§ READING PASSAGE:
►

In many forms of marine propulsion systems, the propulsion unit is steered remotely by a steering control positioned in the operator's area of the watercraft. Normally a flexible cable is employed for transmitting the steering control from the steering wheel to the marine outboard drive. Frequently a form of hydraulic power assist is employed for assisting in the steering and this includes a linear type of hydraulic motor which is connected to the outboard drive through its tiller for assisting in the steering. A control valve of a servo system actuates the hydraulic motor in response to steering inputs at the steering wheel. The control valve is frequently operated by means of an element that is connected to a portion of the wire actuator so as to move the control valve control element in response to movement of the wire actuator element. Although these systems are effective, the wire actuator element does not move truly in a linear fashion. In addition, the interconnecting actuator between the wire actuator and the control valve element is normally restrained only where it is connected to the control valve element and the wire actuator element. As a result, the movement of the control valve may not actually track the steering needs.
For example, there may be vibrations occur in the wire actuator and these vibrations can be transmitted to the control valve element even though the vibrations do not occur in the direction of steering movement. As a result, some hunting of the position of the outboard drive may result. In addition, other difficulties can arise because of the types of constructions previously employed.
It is, therefore, a principal object of this invention to provide an improved steering control for a hydraulic steering mechanism for a marine propulsion unit.
It is a further object of this invention to provide an improved arrangement for controlling the steering control valve from a wire actuator element.

◄

§ ENTRIES SUPPLIED:
►

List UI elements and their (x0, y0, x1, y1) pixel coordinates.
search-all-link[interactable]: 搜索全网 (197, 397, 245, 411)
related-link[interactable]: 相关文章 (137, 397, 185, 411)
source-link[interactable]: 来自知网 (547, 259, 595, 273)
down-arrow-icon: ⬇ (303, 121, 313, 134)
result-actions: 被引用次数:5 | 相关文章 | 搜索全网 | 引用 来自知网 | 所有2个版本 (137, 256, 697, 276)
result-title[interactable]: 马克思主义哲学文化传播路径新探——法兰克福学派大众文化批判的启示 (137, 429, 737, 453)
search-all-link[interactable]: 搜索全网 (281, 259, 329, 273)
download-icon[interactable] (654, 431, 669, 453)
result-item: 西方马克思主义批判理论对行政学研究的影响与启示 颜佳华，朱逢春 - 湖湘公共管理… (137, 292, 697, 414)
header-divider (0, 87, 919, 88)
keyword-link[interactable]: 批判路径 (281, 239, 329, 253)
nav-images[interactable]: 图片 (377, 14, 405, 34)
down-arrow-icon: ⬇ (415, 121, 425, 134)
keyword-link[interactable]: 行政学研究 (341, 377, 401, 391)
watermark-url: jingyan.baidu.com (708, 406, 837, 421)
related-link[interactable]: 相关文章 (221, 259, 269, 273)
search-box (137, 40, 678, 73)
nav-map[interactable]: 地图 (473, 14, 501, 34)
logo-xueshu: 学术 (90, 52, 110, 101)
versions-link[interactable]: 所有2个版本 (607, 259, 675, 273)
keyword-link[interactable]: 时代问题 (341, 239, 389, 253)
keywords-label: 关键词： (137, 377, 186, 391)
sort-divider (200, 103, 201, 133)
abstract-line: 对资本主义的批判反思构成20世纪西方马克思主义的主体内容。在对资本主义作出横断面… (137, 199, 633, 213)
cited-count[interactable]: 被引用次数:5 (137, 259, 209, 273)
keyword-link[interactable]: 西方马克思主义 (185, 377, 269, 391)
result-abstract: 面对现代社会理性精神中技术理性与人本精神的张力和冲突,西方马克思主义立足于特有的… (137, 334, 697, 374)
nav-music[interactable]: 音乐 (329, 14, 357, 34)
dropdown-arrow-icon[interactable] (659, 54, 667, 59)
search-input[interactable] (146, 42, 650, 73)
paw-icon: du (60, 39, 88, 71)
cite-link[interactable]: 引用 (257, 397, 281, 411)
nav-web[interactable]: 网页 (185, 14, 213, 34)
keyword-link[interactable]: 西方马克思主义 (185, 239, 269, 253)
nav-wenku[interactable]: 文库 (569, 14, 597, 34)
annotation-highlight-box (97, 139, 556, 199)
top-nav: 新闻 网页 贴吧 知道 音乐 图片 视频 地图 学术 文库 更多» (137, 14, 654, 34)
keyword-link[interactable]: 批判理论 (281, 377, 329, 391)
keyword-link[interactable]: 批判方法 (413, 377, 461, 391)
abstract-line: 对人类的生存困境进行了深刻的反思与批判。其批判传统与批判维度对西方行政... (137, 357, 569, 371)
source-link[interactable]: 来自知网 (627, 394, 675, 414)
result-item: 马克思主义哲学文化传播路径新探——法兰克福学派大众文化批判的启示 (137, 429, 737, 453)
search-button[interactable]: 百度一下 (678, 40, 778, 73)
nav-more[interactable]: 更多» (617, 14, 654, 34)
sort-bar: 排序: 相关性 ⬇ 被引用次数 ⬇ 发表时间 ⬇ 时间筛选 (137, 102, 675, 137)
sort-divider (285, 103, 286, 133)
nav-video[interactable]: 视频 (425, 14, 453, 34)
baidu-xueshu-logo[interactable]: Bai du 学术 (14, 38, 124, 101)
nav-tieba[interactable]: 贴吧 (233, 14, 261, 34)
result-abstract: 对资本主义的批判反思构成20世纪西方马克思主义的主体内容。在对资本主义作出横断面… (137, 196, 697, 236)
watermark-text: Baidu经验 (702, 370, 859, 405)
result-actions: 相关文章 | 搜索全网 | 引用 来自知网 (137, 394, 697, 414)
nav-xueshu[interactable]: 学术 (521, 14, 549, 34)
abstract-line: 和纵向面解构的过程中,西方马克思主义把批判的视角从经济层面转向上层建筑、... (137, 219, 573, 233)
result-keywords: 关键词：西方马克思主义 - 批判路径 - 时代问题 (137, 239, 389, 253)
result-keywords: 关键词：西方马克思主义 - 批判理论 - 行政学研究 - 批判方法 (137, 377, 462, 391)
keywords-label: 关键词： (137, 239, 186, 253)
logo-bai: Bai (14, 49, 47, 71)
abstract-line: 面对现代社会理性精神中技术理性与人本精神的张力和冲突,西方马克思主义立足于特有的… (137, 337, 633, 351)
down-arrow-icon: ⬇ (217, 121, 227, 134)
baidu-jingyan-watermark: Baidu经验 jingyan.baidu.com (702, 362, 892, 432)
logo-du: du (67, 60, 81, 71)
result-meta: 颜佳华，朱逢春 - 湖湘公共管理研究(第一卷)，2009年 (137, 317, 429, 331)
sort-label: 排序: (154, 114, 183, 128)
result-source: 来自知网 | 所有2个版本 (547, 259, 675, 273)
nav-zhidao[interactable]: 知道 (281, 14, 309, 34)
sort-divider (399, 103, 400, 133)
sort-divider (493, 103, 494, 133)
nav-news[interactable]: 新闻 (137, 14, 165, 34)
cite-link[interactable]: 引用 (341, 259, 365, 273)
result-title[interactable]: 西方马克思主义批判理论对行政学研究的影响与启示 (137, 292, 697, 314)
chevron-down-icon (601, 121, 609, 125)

◄

§ GIVEN PROBLEM: From the marine steering text, extract the portion that begins at the words containing "For example, there" and stops after "a wire actuator element.". The listing comes from a separate source.

§ FINISHED TASK:
For example, there may be vibrations occur in the wire actuator and these vibrations can be transmitted to the control valve element even though the vibrations do not occur in the direction of steering movement. As a result, some hunting of the position of the outboard drive may result. In addition, other difficulties can arise because of the types of constructions previously employed.
It is, therefore, a principal object of this invention to provide an improved steering control for a hydraulic steering mechanism for a marine propulsion unit.
It is a further object of this invention to provide an improved arrangement for controlling the steering control valve from a wire actuator element.